**Required task**
Write the data out again exactly, dropping any images it holds.

**Available records**
>> Start

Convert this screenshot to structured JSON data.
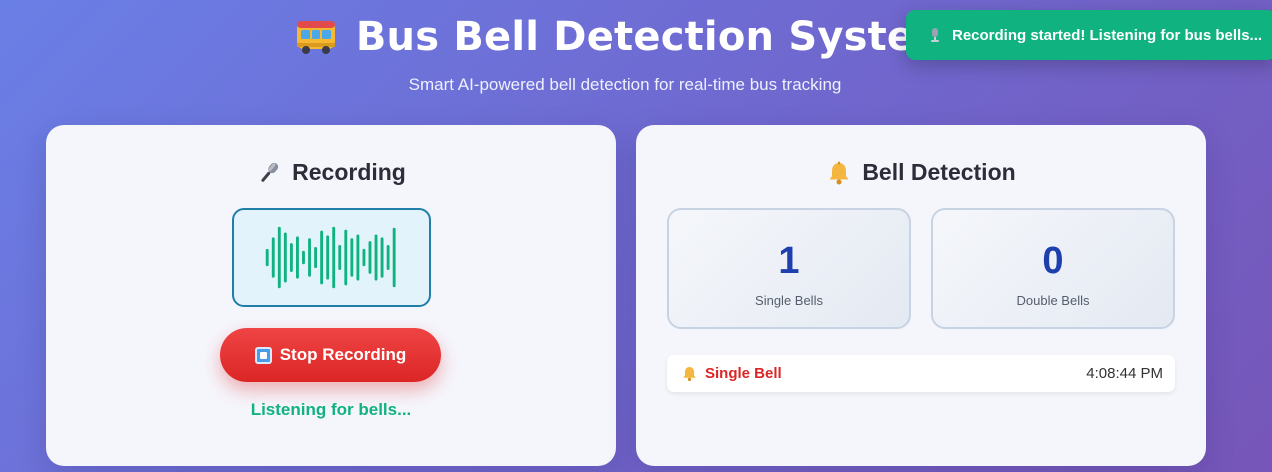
{
  "header": {
    "title": "Bus Bell Detection System",
    "subtitle": "Smart AI-powered bell detection for real-time bus tracking",
    "icon": "bus-icon"
  },
  "toast": {
    "text": "Recording started! Listening for bus bells...",
    "icon": "microphone-icon",
    "color": "#10b27f"
  },
  "recording": {
    "title": "Recording",
    "icon": "microphone-icon",
    "stop_label": "Stop Recording",
    "stop_icon": "stop-square-icon",
    "status": "Listening for bells...",
    "status_color": "#10b27f",
    "button_color": "#dc2626"
  },
  "detection": {
    "title": "Bell Detection",
    "icon": "bell-icon",
    "stats": [
      {
        "value": "1",
        "label": "Single Bells"
      },
      {
        "value": "0",
        "label": "Double Bells"
      }
    ],
    "log": [
      {
        "type": "Single Bell",
        "time": "4:08:44 PM",
        "icon": "bell-icon"
      }
    ],
    "value_color": "#1e40af"
  }
}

>> End

**Exercise output**
Convert this screenshot to structured JSON data.
{
  "header": {
    "title": "Bus Bell Detection System",
    "subtitle": "Smart AI-powered bell detection for real-time bus tracking",
    "icon": "bus-icon"
  },
  "toast": {
    "text": "Recording started! Listening for bus bells...",
    "icon": "microphone-icon",
    "color": "#10b27f"
  },
  "recording": {
    "title": "Recording",
    "icon": "microphone-icon",
    "stop_label": "Stop Recording",
    "stop_icon": "stop-square-icon",
    "status": "Listening for bells...",
    "status_color": "#10b27f",
    "button_color": "#dc2626"
  },
  "detection": {
    "title": "Bell Detection",
    "icon": "bell-icon",
    "stats": [
      {
        "value": "1",
        "label": "Single Bells"
      },
      {
        "value": "0",
        "label": "Double Bells"
      }
    ],
    "log": [
      {
        "type": "Single Bell",
        "time": "4:08:44 PM",
        "icon": "bell-icon"
      }
    ],
    "value_color": "#1e40af"
  }
}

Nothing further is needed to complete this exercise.